[WHAT YOU WILL DO]:
Return only the number of lines holding the word "answer".

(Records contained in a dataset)
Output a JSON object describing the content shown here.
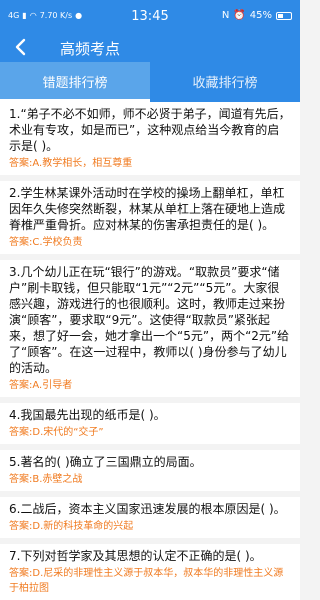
{
  "status": {
    "network": "4G",
    "speed": "7.70 K/s",
    "time": "13:45",
    "battery_text": "45%",
    "battery_level": 0.45
  },
  "header": {
    "title": "高频考点"
  },
  "tabs": [
    {
      "label": "错题排行榜"
    },
    {
      "label": "收藏排行榜"
    }
  ],
  "questions": [
    {
      "text": "1.“弟子不必不如师，师不必贤于弟子，闻道有先后，术业有专攻，如是而已”，这种观点给当今教育的启示是(      )。",
      "answer": "答案:A.教学相长，相互尊重"
    },
    {
      "text": "2.学生林某课外活动时在学校的操场上翻单杠，单杠因年久失修突然断裂，林某从单杠上落在硬地上造成脊椎严重骨折。应对林某的伤害承担责任的是(      )。",
      "answer": "答案:C.学校负责"
    },
    {
      "text": "3.几个幼儿正在玩“银行”的游戏。“取款员”要求“储户”刷卡取钱，但只能取“1元”“2元”“5元”。大家很感兴趣，游戏进行的也很顺利。这时，教师走过来扮演“顾客”，要求取“9元”。这使得“取款员”紧张起来，想了好一会，她才拿出一个“5元”，两个“2元”给了“顾客”。在这一过程中，教师以(      )身份参与了幼儿的活动。",
      "answer": "答案:A.引导者"
    },
    {
      "text": "4.我国最先出现的纸币是(      )。",
      "answer": "答案:D.宋代的“交子”"
    },
    {
      "text": "5.著名的(      )确立了三国鼎立的局面。",
      "answer": "答案:B.赤壁之战"
    },
    {
      "text": "6.二战后，资本主义国家迅速发展的根本原因是(      )。",
      "answer": "答案:D.新的科技革命的兴起"
    },
    {
      "text": "7.下列对哲学家及其思想的认定不正确的是(      )。",
      "answer": "答案:D.尼采的非理性主义源于叔本华，叔本华的非理性主义源于柏拉图"
    }
  ]
}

[TASK OUTPUT]:
7